● **REQUIREMENT**
Copy every one of the following rows word for word.

══════

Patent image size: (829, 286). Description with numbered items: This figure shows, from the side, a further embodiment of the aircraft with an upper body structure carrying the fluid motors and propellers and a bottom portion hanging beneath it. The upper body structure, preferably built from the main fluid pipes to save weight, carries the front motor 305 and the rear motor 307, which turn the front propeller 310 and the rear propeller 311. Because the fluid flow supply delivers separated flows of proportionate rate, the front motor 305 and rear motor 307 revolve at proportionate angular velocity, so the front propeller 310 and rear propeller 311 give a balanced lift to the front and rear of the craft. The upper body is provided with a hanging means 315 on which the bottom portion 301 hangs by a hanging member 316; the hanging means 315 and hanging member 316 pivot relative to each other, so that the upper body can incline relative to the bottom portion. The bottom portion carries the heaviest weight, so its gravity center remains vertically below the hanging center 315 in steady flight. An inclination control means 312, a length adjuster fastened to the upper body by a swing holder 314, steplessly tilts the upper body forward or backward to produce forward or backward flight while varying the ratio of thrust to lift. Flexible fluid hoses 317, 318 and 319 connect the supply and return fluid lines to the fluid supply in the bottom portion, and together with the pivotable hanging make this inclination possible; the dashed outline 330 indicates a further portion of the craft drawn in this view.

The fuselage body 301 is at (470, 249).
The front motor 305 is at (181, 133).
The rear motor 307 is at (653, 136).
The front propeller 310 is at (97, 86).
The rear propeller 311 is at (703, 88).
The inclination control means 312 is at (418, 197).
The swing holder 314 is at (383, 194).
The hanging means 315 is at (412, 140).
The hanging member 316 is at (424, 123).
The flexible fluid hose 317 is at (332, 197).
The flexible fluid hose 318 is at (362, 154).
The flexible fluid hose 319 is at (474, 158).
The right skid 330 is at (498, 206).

══════

● **SOLUTION TO THIS PROBLEM**
Patent image size: (829, 286). Description with numbered items: This figure shows, from the side, a further embodiment of the aircraft with an upper body structure carrying the fluid motors and propellers and a bottom portion hanging beneath it. The upper body structure, preferably built from the main fluid pipes to save weight, carries the front motor 305 and the rear motor 307, which turn the front propeller 310 and the rear propeller 311. Because the fluid flow supply delivers separated flows of proportionate rate, the front motor 305 and rear motor 307 revolve at proportionate angular velocity, so the front propeller 310 and rear propeller 311 give a balanced lift to the front and rear of the craft. The upper body is provided with a hanging means 315 on which the bottom portion 301 hangs by a hanging member 316; the hanging means 315 and hanging member 316 pivot relative to each other, so that the upper body can incline relative to the bottom portion. The bottom portion carries the heaviest weight, so its gravity center remains vertically below the hanging center 315 in steady flight. An inclination control means 312, a length adjuster fastened to the upper body by a swing holder 314, steplessly tilts the upper body forward or backward to produce forward or backward flight while varying the ratio of thrust to lift. Flexible fluid hoses 317, 318 and 319 connect the supply and return fluid lines to the fluid supply in the bottom portion, and together with the pivotable hanging make this inclination possible; the dashed outline 330 indicates a further portion of the craft drawn in this view.

The fuselage body 301 is at (470, 249).
The front motor 305 is at (181, 133).
The rear motor 307 is at (653, 136).
The front propeller 310 is at (97, 86).
The rear propeller 311 is at (703, 88).
The inclination control means 312 is at (418, 197).
The swing holder 314 is at (383, 194).
The hanging means 315 is at (412, 140).
The hanging member 316 is at (424, 123).
The flexible fluid hose 317 is at (332, 197).
The flexible fluid hose 318 is at (362, 154).
The flexible fluid hose 319 is at (474, 158).
The right skid 330 is at (498, 206).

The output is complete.